Say how many lines contain the string "should". Give no other output.

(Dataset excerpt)
%%

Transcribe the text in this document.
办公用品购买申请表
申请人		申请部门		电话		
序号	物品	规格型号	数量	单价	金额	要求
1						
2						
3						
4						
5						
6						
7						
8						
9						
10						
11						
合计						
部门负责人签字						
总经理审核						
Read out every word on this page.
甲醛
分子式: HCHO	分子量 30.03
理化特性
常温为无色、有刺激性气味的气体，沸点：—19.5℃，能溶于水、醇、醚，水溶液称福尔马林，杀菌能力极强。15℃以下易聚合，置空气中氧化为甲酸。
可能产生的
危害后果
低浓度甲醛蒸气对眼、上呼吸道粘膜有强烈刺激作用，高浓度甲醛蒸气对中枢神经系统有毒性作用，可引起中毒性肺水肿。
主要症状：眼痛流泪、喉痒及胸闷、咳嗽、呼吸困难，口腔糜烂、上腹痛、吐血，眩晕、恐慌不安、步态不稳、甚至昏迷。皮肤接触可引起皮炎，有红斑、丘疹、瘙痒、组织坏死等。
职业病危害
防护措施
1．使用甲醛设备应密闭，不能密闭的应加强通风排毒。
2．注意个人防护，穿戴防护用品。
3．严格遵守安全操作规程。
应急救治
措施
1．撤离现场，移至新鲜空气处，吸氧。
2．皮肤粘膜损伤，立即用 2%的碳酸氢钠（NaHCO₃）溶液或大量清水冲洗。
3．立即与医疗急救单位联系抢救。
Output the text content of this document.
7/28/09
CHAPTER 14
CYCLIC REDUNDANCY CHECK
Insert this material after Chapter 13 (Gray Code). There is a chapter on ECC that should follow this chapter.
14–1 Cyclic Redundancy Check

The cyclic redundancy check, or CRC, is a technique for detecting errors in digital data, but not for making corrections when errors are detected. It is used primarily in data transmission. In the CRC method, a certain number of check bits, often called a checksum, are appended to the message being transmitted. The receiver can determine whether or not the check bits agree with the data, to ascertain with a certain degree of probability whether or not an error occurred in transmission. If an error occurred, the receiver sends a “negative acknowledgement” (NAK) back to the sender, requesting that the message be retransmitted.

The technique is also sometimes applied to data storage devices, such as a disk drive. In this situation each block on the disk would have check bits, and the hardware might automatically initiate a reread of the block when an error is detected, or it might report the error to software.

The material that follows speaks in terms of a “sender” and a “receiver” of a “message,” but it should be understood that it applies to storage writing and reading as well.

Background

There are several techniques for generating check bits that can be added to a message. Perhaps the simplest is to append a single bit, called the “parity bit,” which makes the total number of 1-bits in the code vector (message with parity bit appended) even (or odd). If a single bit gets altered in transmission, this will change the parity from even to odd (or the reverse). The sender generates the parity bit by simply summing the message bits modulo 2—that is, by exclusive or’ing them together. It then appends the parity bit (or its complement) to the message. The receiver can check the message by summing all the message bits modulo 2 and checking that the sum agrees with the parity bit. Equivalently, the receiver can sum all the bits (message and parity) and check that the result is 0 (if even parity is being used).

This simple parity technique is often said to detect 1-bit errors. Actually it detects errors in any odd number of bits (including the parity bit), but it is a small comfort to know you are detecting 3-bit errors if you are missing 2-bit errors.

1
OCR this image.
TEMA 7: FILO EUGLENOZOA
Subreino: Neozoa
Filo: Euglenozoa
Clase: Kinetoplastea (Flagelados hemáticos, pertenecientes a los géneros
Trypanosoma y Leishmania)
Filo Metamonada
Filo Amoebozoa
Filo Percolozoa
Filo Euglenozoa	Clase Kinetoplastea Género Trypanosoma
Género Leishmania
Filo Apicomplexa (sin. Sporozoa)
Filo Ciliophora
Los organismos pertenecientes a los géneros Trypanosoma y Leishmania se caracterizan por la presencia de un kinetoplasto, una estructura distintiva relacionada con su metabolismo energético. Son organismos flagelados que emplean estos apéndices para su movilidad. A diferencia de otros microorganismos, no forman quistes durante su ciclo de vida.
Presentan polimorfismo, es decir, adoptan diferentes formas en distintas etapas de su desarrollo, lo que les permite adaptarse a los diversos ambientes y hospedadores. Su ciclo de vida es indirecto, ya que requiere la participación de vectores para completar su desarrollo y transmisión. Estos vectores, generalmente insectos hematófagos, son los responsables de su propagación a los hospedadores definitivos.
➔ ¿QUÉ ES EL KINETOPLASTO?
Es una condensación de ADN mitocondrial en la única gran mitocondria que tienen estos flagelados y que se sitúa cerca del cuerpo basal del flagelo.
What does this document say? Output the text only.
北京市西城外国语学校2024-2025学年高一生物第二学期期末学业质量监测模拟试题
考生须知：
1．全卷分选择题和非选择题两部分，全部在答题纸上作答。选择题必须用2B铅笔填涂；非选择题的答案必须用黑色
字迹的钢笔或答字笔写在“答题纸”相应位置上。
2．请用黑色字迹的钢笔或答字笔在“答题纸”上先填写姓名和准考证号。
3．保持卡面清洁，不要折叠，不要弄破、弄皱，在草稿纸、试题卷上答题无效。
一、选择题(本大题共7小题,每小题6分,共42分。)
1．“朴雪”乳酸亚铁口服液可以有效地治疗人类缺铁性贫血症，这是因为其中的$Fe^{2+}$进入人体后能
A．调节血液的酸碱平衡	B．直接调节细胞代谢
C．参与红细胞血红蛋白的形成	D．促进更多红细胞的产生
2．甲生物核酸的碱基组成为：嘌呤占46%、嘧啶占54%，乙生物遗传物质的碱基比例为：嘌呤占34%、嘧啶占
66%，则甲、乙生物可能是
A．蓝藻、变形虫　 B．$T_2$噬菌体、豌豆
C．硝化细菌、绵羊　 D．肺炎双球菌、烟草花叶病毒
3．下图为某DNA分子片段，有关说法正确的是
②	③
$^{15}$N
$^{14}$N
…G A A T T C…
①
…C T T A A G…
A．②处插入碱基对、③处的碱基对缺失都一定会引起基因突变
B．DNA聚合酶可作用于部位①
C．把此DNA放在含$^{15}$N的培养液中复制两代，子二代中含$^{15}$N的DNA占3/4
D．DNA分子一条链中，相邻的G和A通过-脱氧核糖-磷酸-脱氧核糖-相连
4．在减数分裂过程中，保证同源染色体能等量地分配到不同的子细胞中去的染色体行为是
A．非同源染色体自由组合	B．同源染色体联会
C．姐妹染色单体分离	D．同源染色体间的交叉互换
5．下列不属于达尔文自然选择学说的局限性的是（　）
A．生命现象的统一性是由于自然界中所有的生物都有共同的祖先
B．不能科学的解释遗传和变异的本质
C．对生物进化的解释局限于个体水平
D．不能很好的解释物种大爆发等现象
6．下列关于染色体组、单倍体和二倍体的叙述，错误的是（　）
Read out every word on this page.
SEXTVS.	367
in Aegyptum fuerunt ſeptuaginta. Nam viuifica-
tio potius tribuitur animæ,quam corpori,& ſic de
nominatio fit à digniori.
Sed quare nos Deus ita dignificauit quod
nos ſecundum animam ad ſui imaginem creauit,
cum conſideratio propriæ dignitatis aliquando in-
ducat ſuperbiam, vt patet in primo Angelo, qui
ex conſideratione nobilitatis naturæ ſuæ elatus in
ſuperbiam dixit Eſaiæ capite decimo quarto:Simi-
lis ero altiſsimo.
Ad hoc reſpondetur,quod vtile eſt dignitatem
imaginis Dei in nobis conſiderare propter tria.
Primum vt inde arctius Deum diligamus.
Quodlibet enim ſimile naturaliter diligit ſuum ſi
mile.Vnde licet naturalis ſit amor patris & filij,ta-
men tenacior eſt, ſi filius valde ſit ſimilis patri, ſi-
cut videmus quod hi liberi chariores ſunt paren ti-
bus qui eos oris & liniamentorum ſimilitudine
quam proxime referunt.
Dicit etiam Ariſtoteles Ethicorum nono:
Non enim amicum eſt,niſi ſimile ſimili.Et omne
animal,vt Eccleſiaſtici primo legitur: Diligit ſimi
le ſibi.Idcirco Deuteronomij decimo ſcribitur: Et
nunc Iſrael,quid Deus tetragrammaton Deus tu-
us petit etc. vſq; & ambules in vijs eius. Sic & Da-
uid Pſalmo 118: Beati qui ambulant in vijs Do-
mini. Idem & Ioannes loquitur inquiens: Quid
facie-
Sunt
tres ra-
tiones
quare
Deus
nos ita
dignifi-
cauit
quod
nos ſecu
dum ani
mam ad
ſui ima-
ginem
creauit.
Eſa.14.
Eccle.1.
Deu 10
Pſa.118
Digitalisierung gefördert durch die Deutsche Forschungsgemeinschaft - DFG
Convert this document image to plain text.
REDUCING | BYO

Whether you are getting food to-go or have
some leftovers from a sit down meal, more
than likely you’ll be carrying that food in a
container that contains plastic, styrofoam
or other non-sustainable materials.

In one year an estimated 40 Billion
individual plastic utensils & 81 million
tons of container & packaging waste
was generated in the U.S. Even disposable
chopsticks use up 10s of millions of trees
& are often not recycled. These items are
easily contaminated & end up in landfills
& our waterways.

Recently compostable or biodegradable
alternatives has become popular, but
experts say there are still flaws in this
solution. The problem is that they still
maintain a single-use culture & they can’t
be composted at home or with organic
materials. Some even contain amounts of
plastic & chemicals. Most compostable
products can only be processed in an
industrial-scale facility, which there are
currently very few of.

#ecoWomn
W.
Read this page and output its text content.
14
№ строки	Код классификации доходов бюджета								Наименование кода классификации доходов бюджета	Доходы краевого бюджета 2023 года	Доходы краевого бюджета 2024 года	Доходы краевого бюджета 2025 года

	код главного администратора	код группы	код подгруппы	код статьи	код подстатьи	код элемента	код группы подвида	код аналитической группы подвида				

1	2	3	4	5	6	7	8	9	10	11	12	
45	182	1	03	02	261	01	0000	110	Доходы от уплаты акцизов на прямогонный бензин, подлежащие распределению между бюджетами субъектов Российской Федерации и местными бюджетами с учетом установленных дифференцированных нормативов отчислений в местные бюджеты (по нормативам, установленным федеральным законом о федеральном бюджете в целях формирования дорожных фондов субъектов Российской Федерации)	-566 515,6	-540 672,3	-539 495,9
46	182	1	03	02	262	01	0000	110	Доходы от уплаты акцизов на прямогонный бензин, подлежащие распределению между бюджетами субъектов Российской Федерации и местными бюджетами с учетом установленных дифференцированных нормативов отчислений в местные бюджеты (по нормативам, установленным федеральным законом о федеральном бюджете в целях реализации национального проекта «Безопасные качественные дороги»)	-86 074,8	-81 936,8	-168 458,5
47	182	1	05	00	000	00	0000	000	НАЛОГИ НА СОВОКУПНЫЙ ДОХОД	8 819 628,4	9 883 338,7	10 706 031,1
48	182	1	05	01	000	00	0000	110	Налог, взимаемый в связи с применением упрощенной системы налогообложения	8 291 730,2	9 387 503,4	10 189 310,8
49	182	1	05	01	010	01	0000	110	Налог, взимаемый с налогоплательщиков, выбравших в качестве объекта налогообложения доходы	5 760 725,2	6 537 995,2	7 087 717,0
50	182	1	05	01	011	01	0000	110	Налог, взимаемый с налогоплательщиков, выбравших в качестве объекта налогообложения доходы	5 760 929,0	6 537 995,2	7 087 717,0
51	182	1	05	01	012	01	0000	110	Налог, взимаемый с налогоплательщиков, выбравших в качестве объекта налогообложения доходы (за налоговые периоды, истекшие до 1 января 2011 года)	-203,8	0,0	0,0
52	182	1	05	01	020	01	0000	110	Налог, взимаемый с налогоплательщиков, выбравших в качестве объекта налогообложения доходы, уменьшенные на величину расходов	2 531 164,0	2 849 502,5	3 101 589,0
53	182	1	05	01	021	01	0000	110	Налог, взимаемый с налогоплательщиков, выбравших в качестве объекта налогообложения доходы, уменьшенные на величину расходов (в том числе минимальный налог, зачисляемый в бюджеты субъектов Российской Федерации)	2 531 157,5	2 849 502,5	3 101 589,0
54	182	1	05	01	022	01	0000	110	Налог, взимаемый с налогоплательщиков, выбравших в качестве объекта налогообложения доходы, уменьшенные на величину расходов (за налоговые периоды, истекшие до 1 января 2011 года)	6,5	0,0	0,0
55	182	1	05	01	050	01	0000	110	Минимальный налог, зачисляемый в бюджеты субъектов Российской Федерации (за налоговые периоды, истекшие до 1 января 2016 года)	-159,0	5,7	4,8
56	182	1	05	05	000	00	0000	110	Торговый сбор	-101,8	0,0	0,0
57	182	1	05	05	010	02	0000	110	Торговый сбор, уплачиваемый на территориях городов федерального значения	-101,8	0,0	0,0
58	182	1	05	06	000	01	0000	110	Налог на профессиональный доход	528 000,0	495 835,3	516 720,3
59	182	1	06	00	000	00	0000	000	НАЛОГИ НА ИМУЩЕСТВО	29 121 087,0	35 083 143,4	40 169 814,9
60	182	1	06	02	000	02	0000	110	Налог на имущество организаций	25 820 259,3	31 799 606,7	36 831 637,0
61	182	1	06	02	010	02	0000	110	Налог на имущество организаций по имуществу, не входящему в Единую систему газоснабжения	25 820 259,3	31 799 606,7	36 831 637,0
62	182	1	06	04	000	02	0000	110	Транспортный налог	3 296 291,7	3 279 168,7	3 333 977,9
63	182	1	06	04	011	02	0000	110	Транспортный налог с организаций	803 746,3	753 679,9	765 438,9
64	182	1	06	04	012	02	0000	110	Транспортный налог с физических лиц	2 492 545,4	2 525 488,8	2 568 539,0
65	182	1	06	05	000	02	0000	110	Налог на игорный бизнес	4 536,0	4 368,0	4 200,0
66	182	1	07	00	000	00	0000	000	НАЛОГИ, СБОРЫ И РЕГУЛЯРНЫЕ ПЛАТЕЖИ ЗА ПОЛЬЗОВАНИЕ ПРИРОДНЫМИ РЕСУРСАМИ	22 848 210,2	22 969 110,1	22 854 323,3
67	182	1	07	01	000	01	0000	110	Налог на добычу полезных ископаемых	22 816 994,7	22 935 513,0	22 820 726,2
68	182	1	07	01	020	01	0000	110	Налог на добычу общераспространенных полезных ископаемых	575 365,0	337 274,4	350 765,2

%%

● Answer to the exercise:
2